# Objective:
Search the entries for the word "making" and pull out each line that has it.

(Data records)

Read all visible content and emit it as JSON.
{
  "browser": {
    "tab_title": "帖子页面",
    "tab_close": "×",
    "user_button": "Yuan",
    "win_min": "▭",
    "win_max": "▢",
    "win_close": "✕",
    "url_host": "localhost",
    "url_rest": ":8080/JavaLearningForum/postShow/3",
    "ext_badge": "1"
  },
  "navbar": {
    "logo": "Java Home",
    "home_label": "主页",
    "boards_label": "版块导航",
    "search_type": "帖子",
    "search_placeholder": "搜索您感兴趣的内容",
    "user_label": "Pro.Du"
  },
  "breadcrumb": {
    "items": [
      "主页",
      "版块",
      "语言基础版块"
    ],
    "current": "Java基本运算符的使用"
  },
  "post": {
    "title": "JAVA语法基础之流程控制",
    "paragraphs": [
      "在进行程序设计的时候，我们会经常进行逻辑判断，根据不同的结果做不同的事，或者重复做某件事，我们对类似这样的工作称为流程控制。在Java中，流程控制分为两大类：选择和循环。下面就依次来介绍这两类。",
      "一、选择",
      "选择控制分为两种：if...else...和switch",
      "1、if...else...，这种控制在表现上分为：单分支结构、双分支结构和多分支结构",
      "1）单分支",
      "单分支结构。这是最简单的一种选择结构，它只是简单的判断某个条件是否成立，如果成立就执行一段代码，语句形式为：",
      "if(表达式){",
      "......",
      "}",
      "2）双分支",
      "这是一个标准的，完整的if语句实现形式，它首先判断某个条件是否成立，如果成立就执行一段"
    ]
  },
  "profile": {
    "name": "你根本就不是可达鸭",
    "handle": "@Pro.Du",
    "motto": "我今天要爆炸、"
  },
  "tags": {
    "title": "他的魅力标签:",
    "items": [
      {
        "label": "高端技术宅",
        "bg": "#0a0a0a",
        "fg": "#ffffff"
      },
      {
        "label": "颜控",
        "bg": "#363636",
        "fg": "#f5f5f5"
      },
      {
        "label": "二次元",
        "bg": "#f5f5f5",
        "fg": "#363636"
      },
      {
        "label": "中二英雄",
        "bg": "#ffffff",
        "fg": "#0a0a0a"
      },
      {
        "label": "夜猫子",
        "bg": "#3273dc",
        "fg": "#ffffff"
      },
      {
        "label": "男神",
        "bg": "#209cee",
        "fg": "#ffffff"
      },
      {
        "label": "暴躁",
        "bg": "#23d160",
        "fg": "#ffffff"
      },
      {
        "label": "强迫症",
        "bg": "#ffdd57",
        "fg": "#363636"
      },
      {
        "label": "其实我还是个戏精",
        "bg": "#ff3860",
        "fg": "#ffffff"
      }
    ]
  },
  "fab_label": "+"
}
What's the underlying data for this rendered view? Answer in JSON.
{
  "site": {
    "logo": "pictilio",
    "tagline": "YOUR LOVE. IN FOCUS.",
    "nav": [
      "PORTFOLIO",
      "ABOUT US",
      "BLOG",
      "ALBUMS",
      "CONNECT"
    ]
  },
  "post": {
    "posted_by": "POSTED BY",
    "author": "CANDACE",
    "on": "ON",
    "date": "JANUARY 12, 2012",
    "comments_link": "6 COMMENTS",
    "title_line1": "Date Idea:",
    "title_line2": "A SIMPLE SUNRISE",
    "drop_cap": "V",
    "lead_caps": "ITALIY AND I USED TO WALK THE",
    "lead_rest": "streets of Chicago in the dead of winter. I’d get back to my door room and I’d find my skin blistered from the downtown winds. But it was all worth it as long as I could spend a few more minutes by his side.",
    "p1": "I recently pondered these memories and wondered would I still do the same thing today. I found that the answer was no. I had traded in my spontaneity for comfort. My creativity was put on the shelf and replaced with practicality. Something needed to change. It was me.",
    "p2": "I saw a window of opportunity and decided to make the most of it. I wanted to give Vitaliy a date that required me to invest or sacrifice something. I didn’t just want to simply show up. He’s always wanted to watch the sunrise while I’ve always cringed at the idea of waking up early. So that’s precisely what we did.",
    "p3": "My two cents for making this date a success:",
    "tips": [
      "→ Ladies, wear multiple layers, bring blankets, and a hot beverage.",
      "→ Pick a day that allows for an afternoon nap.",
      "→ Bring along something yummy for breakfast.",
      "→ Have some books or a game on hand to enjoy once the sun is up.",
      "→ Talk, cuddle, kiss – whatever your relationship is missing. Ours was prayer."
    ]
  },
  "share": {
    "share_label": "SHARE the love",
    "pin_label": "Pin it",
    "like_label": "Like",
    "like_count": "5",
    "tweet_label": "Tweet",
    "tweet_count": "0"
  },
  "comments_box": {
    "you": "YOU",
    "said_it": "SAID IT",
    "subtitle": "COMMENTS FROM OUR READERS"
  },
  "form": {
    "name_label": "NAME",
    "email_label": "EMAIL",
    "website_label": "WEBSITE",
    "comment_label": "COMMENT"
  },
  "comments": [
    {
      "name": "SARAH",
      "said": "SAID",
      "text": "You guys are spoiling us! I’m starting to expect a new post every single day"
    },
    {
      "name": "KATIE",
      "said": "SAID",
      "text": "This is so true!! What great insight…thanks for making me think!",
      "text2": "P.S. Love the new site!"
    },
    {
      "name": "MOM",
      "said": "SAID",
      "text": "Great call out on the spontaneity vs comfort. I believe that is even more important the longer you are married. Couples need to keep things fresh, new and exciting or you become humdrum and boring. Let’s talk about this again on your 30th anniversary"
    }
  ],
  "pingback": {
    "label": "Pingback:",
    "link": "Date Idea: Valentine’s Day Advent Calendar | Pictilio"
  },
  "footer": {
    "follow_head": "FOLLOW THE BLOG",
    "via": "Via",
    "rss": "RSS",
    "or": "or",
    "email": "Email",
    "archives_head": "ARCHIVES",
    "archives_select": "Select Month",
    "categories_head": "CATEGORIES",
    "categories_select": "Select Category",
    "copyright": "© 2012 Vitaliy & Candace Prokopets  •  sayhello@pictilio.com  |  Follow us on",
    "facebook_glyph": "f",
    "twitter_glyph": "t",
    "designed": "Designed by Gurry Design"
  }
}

# Response:
    "p3": "My two cents for making this date a success:",
      "text": "This is so true!! What great insight…thanks for making me think!",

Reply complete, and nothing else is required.